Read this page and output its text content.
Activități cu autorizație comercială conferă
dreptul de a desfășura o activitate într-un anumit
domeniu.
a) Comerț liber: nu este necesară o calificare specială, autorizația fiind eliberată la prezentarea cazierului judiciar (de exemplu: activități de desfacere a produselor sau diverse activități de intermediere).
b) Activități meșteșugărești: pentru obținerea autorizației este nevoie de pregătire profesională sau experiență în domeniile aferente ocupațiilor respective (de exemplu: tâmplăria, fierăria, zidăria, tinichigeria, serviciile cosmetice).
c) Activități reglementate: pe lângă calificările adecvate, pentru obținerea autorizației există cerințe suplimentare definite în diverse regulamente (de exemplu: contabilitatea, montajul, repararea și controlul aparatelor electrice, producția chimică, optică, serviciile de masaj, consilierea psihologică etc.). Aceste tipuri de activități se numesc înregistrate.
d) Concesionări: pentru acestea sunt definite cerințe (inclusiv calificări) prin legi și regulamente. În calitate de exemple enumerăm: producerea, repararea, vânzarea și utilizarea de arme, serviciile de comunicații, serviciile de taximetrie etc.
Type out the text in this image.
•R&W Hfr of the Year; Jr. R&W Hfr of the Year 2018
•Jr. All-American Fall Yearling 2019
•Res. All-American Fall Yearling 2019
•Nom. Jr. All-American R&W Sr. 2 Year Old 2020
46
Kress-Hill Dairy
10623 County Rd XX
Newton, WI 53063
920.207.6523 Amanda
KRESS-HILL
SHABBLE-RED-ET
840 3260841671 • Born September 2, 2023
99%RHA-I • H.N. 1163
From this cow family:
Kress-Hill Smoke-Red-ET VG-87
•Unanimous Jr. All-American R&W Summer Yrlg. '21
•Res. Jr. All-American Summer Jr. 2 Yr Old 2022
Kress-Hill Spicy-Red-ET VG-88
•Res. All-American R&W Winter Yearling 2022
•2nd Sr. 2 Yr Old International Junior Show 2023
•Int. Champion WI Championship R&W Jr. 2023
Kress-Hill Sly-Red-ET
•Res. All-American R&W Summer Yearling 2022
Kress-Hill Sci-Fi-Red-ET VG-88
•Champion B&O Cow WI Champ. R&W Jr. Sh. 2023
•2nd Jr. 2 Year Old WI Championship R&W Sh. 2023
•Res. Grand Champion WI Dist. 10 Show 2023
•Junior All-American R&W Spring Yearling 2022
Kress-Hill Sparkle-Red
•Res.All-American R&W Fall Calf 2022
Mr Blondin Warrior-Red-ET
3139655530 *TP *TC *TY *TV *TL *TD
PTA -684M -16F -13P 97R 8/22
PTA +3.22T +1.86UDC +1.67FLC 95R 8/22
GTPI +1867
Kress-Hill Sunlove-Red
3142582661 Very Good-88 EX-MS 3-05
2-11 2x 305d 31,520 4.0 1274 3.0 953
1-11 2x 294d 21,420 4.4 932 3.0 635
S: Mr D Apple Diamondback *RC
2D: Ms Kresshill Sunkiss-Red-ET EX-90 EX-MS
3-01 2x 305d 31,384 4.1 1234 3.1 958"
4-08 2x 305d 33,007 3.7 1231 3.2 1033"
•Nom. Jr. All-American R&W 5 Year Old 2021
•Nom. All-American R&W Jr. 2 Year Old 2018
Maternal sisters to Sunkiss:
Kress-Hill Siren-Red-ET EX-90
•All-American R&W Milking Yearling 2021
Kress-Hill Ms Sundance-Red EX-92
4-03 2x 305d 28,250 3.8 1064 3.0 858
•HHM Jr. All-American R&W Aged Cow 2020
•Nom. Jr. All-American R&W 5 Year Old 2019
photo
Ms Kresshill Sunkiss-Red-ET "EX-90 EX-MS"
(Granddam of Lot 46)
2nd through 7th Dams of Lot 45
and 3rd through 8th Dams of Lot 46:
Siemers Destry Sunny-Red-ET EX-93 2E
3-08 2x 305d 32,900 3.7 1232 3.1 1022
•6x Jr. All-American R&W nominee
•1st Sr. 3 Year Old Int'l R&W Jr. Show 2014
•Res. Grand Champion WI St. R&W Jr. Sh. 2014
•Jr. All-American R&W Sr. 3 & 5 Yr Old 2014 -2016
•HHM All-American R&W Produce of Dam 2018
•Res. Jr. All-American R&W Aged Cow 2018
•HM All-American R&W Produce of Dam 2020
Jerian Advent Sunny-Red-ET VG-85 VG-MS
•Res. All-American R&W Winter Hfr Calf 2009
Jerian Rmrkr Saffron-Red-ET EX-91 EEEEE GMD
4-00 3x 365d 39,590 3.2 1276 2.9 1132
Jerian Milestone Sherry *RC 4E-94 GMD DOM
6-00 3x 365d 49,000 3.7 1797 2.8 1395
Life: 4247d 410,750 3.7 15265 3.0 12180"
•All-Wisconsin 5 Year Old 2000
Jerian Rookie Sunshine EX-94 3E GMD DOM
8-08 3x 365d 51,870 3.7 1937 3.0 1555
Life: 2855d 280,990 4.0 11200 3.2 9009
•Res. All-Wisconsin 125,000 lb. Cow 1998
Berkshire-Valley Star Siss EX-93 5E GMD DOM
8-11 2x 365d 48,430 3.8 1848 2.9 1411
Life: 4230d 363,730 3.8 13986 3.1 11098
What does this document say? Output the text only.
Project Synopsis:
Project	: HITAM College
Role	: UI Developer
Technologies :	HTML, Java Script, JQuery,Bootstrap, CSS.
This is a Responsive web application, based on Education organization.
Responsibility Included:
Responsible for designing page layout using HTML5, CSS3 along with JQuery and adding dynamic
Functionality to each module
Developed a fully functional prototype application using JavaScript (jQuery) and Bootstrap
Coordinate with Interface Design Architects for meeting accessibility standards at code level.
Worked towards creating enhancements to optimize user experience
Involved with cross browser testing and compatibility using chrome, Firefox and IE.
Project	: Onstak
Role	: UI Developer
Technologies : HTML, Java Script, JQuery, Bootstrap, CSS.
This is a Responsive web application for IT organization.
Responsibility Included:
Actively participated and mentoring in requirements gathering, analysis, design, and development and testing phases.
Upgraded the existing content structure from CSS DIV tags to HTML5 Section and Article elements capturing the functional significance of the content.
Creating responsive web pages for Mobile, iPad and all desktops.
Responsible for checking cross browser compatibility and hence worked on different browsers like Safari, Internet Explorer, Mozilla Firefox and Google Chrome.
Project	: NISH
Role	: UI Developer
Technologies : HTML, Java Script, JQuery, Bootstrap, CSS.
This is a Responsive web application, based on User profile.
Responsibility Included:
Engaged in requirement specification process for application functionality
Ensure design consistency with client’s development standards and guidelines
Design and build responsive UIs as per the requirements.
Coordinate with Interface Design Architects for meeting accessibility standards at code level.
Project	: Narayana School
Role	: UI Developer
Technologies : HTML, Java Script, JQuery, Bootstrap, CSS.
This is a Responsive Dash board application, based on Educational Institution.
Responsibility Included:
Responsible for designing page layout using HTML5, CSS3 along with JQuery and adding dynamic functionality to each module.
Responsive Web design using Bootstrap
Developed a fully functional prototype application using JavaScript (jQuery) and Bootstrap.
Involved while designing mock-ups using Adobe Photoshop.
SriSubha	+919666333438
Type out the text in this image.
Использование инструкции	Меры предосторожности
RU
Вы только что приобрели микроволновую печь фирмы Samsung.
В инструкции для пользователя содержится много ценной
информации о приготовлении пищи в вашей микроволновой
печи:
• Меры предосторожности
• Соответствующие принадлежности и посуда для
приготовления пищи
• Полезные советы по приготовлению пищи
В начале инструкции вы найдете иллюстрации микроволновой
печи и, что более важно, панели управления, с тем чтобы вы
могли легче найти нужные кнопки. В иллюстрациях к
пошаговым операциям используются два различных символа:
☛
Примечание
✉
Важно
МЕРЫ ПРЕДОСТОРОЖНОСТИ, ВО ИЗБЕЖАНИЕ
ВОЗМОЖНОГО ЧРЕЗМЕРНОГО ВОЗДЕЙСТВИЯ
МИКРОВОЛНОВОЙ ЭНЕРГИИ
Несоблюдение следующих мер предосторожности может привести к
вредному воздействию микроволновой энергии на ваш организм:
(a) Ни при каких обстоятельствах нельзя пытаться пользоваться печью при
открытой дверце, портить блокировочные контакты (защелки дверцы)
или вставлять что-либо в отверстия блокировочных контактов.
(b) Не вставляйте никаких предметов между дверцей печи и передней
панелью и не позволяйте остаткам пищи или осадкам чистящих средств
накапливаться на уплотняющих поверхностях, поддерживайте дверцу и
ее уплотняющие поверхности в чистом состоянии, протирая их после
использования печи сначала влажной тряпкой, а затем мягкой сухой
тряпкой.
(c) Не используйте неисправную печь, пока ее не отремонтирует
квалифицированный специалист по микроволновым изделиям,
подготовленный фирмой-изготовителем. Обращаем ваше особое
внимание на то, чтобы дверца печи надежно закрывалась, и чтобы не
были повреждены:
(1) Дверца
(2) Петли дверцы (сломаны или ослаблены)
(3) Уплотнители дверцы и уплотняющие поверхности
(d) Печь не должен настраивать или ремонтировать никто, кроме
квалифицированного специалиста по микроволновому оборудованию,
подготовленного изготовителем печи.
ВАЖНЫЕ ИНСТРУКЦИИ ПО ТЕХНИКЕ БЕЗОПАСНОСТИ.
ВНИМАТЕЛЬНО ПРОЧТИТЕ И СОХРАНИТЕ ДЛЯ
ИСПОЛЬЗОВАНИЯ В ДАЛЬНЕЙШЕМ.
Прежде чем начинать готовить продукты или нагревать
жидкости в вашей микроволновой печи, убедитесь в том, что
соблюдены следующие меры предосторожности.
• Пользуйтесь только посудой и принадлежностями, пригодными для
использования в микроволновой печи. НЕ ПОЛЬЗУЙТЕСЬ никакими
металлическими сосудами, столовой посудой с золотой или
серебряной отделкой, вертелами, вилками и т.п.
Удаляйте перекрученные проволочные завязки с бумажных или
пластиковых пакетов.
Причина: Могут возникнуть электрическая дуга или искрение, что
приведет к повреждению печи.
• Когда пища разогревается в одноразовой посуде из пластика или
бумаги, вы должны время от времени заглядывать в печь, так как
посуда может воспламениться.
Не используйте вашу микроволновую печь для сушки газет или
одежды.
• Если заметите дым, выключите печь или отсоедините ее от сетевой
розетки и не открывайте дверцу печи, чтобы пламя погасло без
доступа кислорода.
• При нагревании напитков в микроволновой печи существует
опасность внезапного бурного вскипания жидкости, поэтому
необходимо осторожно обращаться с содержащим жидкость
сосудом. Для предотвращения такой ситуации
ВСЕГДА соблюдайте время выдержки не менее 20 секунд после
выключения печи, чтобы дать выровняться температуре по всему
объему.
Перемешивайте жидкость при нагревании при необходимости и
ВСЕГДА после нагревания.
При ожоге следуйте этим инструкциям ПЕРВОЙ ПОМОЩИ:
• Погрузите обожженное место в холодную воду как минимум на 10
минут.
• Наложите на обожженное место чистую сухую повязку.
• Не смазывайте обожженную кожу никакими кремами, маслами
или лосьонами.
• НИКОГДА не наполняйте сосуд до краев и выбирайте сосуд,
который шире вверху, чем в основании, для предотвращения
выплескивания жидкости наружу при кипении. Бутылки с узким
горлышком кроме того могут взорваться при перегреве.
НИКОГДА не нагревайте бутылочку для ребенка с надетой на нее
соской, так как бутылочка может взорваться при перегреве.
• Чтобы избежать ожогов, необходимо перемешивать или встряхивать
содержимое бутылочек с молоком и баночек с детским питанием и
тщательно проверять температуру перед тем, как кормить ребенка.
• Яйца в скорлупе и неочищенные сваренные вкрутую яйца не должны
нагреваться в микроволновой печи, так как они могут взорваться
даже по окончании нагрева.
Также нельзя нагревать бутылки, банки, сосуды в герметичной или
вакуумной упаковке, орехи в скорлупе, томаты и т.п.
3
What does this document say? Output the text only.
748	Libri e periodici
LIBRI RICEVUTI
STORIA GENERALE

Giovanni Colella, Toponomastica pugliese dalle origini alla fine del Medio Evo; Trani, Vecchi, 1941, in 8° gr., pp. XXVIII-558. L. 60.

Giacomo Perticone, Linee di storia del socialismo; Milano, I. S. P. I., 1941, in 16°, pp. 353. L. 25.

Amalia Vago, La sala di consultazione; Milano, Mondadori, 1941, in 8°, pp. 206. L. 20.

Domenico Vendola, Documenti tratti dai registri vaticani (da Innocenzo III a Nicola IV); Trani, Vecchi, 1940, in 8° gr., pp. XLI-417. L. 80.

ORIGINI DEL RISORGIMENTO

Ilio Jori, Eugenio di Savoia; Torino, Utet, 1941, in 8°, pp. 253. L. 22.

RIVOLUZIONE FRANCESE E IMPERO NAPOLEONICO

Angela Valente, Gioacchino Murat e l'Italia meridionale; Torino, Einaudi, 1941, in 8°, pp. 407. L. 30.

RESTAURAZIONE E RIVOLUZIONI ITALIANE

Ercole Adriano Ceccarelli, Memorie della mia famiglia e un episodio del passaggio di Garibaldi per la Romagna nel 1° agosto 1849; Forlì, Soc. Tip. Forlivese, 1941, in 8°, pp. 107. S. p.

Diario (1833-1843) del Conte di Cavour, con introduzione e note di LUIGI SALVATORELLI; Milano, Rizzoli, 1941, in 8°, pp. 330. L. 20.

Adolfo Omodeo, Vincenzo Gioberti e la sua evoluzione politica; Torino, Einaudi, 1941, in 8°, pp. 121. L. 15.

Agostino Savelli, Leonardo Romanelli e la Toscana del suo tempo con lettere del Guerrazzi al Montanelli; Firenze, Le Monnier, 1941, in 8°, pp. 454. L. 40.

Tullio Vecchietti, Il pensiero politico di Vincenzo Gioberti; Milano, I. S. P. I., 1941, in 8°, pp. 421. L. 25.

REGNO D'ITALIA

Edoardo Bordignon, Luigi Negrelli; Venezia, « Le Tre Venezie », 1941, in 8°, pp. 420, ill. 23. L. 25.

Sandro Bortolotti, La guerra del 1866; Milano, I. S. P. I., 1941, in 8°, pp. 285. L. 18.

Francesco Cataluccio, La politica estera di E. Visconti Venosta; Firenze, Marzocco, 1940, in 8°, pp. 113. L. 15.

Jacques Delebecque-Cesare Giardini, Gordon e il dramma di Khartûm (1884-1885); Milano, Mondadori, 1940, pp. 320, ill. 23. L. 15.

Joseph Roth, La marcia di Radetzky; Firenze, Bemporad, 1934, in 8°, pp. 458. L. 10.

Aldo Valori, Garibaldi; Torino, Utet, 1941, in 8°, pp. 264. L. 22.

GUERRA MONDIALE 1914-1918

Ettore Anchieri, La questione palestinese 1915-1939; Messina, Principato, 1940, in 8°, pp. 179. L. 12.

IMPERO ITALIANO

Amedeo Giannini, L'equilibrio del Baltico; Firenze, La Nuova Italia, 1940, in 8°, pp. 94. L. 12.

_ _ _ _ _

- TASK DIRECTIONS -
Gather each line holding the string "IMPERO".

- REPLY -
RIVOLUZIONE FRANCESE E IMPERO NAPOLEONICO
IMPERO ITALIANO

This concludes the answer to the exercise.